[Data records]
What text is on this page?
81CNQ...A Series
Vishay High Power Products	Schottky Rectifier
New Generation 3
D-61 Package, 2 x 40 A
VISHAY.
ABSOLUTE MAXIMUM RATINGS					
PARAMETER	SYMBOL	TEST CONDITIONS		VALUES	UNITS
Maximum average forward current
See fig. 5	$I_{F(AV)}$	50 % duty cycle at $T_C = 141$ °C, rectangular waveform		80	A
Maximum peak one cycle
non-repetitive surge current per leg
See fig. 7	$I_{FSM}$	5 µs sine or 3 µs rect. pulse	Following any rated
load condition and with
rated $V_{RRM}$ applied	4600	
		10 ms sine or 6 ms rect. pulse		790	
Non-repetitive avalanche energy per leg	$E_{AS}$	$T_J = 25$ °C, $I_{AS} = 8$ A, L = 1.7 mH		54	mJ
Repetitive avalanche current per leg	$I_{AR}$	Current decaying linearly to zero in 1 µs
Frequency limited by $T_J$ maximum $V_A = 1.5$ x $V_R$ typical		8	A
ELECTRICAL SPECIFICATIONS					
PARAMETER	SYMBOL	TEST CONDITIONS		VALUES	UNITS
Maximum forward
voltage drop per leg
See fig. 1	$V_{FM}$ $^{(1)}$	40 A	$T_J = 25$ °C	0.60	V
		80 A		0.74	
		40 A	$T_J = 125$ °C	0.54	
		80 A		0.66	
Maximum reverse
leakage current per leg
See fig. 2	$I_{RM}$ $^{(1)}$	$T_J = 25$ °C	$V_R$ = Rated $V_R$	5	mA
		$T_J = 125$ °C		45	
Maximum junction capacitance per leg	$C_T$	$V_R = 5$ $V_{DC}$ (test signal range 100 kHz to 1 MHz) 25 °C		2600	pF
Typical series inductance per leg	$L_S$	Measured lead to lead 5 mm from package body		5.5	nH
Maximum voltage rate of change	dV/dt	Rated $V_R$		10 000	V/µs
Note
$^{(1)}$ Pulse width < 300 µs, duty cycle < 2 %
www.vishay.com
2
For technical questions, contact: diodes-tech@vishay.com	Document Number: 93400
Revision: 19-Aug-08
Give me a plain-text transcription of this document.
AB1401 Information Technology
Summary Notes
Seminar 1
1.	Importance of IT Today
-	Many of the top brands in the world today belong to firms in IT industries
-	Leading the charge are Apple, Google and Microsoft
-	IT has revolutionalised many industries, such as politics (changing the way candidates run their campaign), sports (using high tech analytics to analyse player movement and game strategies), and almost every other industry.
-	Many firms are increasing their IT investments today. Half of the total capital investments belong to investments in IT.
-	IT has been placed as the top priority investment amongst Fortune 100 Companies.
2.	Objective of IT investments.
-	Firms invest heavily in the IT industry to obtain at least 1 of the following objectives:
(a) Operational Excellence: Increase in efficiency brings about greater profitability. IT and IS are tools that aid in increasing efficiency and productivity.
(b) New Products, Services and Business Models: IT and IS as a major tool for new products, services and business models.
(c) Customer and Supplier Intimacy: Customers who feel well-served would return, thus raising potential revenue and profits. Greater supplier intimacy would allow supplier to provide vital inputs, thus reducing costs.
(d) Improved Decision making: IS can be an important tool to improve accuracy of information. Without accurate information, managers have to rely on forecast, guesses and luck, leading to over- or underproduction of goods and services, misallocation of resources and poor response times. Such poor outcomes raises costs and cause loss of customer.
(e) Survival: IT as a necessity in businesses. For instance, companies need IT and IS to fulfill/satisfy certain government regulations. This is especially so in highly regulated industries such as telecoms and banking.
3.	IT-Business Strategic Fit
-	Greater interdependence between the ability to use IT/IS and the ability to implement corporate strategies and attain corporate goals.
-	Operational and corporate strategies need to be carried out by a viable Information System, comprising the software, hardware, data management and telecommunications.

▶ Problem:
Count how many lines above carry the word "belong". Only the number is required.

▶ Response to this task:
2